● **Set task**
All records are to be retyped faithfully and completely.

● **Task data**
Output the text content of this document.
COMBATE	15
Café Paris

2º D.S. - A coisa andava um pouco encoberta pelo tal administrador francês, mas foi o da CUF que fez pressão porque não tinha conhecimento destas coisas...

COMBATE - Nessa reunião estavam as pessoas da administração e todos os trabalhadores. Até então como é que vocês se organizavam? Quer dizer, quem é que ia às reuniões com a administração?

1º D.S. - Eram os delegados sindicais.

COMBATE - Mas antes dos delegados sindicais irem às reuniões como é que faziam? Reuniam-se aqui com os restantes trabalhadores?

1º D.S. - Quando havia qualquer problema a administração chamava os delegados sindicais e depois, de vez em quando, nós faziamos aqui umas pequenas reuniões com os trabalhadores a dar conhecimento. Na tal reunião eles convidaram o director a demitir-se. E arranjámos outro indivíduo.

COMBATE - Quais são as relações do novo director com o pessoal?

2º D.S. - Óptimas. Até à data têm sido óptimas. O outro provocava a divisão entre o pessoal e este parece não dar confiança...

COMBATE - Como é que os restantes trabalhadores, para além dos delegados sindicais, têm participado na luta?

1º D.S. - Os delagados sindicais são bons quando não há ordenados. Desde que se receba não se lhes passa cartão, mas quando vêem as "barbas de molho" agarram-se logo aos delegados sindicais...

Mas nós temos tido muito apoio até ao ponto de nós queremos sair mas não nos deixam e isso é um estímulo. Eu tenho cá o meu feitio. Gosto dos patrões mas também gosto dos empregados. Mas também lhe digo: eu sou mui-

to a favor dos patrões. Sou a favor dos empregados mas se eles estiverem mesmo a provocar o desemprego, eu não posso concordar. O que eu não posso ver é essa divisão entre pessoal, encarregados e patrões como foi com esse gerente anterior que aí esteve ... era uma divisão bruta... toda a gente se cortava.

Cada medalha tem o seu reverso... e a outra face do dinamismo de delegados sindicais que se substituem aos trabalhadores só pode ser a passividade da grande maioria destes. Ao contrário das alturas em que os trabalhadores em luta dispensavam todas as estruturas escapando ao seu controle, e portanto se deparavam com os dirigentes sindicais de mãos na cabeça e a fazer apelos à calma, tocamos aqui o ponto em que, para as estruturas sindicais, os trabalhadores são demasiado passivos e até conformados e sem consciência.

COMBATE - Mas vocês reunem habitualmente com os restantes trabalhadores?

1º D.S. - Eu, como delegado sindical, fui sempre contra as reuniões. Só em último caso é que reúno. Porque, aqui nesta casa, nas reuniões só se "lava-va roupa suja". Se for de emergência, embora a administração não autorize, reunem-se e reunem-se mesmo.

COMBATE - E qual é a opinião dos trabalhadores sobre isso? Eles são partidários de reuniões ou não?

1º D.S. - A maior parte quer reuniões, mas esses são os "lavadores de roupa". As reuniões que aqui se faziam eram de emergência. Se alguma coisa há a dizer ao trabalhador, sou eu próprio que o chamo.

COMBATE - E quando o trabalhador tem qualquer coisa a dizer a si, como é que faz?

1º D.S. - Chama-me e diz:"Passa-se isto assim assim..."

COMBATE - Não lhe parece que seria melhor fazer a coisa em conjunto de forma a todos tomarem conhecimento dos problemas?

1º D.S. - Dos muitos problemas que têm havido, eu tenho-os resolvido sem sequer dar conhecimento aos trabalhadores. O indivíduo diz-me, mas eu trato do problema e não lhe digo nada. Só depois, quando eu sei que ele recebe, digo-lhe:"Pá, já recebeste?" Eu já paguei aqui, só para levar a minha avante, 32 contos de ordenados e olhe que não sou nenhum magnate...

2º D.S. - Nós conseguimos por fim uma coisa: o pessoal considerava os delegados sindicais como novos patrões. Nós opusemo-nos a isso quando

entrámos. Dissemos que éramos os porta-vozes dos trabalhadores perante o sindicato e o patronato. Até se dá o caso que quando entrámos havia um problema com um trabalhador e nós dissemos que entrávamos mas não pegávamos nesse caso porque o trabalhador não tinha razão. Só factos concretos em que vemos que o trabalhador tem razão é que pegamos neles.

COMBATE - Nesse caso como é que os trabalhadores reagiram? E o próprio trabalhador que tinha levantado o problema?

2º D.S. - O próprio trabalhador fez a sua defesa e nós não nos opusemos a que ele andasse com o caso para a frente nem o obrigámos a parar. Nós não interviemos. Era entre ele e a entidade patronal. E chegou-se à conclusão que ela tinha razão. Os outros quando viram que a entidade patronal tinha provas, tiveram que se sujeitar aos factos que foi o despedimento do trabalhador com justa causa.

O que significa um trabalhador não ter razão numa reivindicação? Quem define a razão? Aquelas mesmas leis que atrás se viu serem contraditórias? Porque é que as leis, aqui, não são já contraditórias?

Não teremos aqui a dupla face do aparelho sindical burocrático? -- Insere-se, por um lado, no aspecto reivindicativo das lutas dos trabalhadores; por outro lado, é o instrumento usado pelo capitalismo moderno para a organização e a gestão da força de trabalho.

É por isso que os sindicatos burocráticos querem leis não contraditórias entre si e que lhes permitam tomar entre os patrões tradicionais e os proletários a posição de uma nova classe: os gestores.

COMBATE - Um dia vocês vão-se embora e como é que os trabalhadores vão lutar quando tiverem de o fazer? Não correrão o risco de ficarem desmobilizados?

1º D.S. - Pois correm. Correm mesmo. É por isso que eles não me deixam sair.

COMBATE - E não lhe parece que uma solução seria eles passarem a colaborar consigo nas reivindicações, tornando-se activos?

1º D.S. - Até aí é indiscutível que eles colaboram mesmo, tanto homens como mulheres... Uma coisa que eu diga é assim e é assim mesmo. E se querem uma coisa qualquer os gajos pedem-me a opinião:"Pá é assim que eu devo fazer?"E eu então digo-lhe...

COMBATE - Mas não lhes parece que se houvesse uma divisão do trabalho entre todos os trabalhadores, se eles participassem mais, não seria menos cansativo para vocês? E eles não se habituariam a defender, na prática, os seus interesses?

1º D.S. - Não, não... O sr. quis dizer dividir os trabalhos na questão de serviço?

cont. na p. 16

● **Response**
Output the text content of this document.
COMBATE	15
Café Paris

2º D.S. - A coisa andava um pouco encoberta pelo tal administrador francês, mas foi o da CUF que fez pressão porque não tinha conhecimento destas coisas...

COMBATE - Nessa reunião estavam as pessoas da administração e todos os trabalhadores. Até então como é que vocês se organizavam? Quer dizer, quem é que ia às reuniões com a administração?

1º D.S. - Eram os delegados sindicais.

COMBATE - Mas antes dos delegados sindicais irem às reuniões como é que faziam? Reuniam-se aqui com os restantes trabalhadores?

1º D.S. - Quando havia qualquer problema a administração chamava os delegados sindicais e depois, de vez em quando, nós faziamos aqui umas pequenas reuniões com os trabalhadores a dar conhecimento. Na tal reunião eles convidaram o director a demitir-se. E arranjámos outro indivíduo.

COMBATE - Quais são as relações do novo director com o pessoal?

2º D.S. - Óptimas. Até à data têm sido óptimas. O outro provocava a divisão entre o pessoal e este parece não dar confiança...

COMBATE - Como é que os restantes trabalhadores, para além dos delegados sindicais, têm participado na luta?

1º D.S. - Os delagados sindicais são bons quando não há ordenados. Desde que se receba não se lhes passa cartão, mas quando vêem as "barbas de molho" agarram-se logo aos delegados sindicais...

Mas nós temos tido muito apoio até ao ponto de nós queremos sair mas não nos deixam e isso é um estímulo. Eu tenho cá o meu feitio. Gosto dos patrões mas também gosto dos empregados. Mas também lhe digo: eu sou mui-

to a favor dos patrões. Sou a favor dos empregados mas se eles estiverem mesmo a provocar o desemprego, eu não posso concordar. O que eu não posso ver é essa divisão entre pessoal, encarregados e patrões como foi com esse gerente anterior que aí esteve ... era uma divisão bruta... toda a gente se cortava.

Cada medalha tem o seu reverso... e a outra face do dinamismo de delegados sindicais que se substituem aos trabalhadores só pode ser a passividade da grande maioria destes. Ao contrário das alturas em que os trabalhadores em luta dispensavam todas as estruturas escapando ao seu controle, e portanto se deparavam com os dirigentes sindicais de mãos na cabeça e a fazer apelos à calma, tocamos aqui o ponto em que, para as estruturas sindicais, os trabalhadores são demasiado passivos e até conformados e sem consciência.

COMBATE - Mas vocês reunem habitualmente com os restantes trabalhadores?

1º D.S. - Eu, como delegado sindical, fui sempre contra as reuniões. Só em último caso é que reúno. Porque, aqui nesta casa, nas reuniões só se "lava-va roupa suja". Se for de emergência, embora a administração não autorize, reunem-se e reunem-se mesmo.

COMBATE - E qual é a opinião dos trabalhadores sobre isso? Eles são partidários de reuniões ou não?

1º D.S. - A maior parte quer reuniões, mas esses são os "lavadores de roupa". As reuniões que aqui se faziam eram de emergência. Se alguma coisa há a dizer ao trabalhador, sou eu próprio que o chamo.

COMBATE - E quando o trabalhador tem qualquer coisa a dizer a si, como é que faz?

1º D.S. - Chama-me e diz:"Passa-se isto assim assim..."

COMBATE - Não lhe parece que seria melhor fazer a coisa em conjunto de forma a todos tomarem conhecimento dos problemas?

1º D.S. - Dos muitos problemas que têm havido, eu tenho-os resolvido sem sequer dar conhecimento aos trabalhadores. O indivíduo diz-me, mas eu trato do problema e não lhe digo nada. Só depois, quando eu sei que ele recebe, digo-lhe:"Pá, já recebeste?" Eu já paguei aqui, só para levar a minha avante, 32 contos de ordenados e olhe que não sou nenhum magnate...

2º D.S. - Nós conseguimos por fim uma coisa: o pessoal considerava os delegados sindicais como novos patrões. Nós opusemo-nos a isso quando

entrámos. Dissemos que éramos os porta-vozes dos trabalhadores perante o sindicato e o patronato. Até se dá o caso que quando entrámos havia um problema com um trabalhador e nós dissemos que entrávamos mas não pegávamos nesse caso porque o trabalhador não tinha razão. Só factos concretos em que vemos que o trabalhador tem razão é que pegamos neles.

COMBATE - Nesse caso como é que os trabalhadores reagiram? E o próprio trabalhador que tinha levantado o problema?

2º D.S. - O próprio trabalhador fez a sua defesa e nós não nos opusemos a que ele andasse com o caso para a frente nem o obrigámos a parar. Nós não interviemos. Era entre ele e a entidade patronal. E chegou-se à conclusão que ela tinha razão. Os outros quando viram que a entidade patronal tinha provas, tiveram que se sujeitar aos factos que foi o despedimento do trabalhador com justa causa.

O que significa um trabalhador não ter razão numa reivindicação? Quem define a razão? Aquelas mesmas leis que atrás se viu serem contraditórias? Porque é que as leis, aqui, não são já contraditórias?

Não teremos aqui a dupla face do aparelho sindical burocrático? -- Insere-se, por um lado, no aspecto reivindicativo das lutas dos trabalhadores; por outro lado, é o instrumento usado pelo capitalismo moderno para a organização e a gestão da força de trabalho.

É por isso que os sindicatos burocráticos querem leis não contraditórias entre si e que lhes permitam tomar entre os patrões tradicionais e os proletários a posição de uma nova classe: os gestores.

COMBATE - Um dia vocês vão-se embora e como é que os trabalhadores vão lutar quando tiverem de o fazer? Não correrão o risco de ficarem desmobilizados?

1º D.S. - Pois correm. Correm mesmo. É por isso que eles não me deixam sair.

COMBATE - E não lhe parece que uma solução seria eles passarem a colaborar consigo nas reivindicações, tornando-se activos?

1º D.S. - Até aí é indiscutível que eles colaboram mesmo, tanto homens como mulheres... Uma coisa que eu diga é assim e é assim mesmo. E se querem uma coisa qualquer os gajos pedem-me a opinião:"Pá é assim que eu devo fazer?"E eu então digo-lhe...

COMBATE - Mas não lhes parece que se houvesse uma divisão do trabalho entre todos os trabalhadores, se eles participassem mais, não seria menos cansativo para vocês? E eles não se habituariam a defender, na prática, os seus interesses?

1º D.S. - Não, não... O sr. quis dizer dividir os trabalhos na questão de serviço?

cont. na p. 16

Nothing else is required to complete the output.